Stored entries
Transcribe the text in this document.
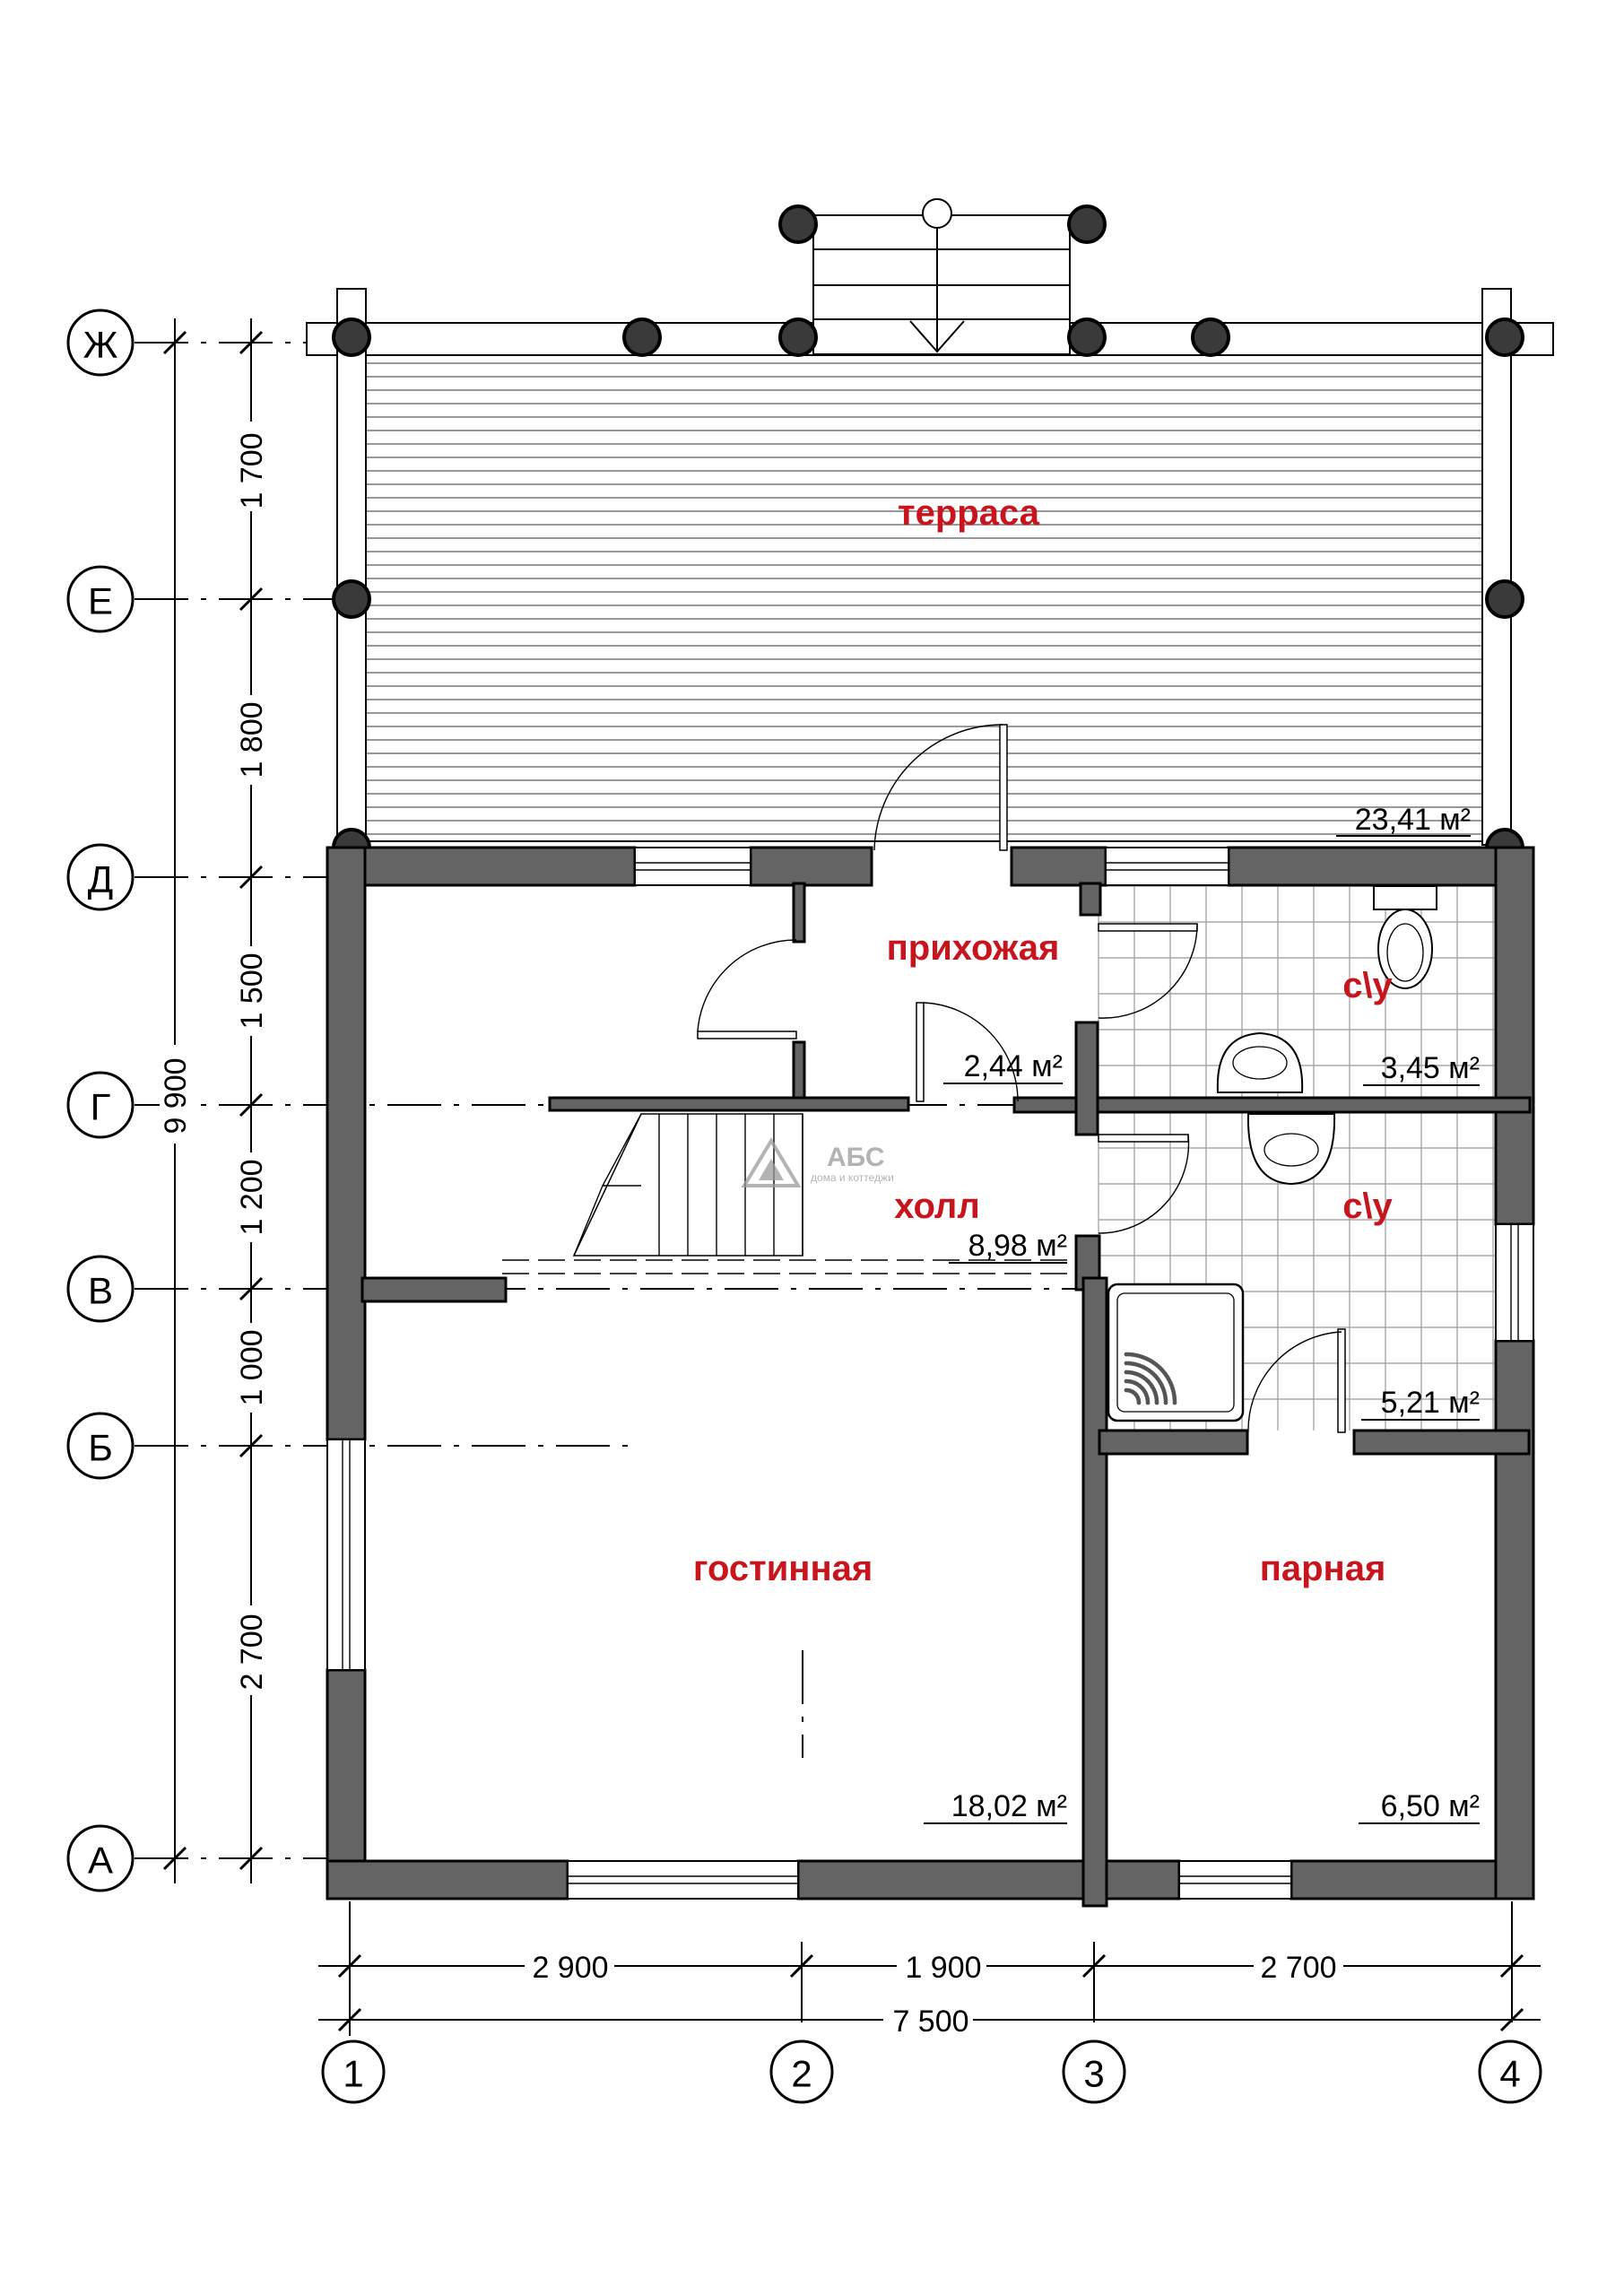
9 900
1 700
1 800
1 500
1 200
1 000
2 700
Ж
Е
Д
Г
В
Б
А
АБС
дома и коттеджи
терраса
23,41 м²
прихожая
2,44 м²
с\у
3,45 м²
холл
8,98 м²
с\у
5,21 м²
гостинная
18,02 м²
парная
6,50 м²
2 900	1 900	2 700
7 500
1	2	3	4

[AIM OF THE EXERCISE] Transcribe the preceding listing in its entirety and with exact wording, leaving out pictures.

[WRITTEN ANSWER]
Transcribe the text in this document.
9 900
1 700
1 800
1 500
1 200
1 000
2 700
Ж
Е
Д
Г
В
Б
А
АБС
дома и коттеджи
терраса
23,41 м²
прихожая
2,44 м²
с\у
3,45 м²
холл
8,98 м²
с\у
5,21 м²
гостинная
18,02 м²
парная
6,50 м²
2 900	1 900	2 700
7 500
1	2	3	4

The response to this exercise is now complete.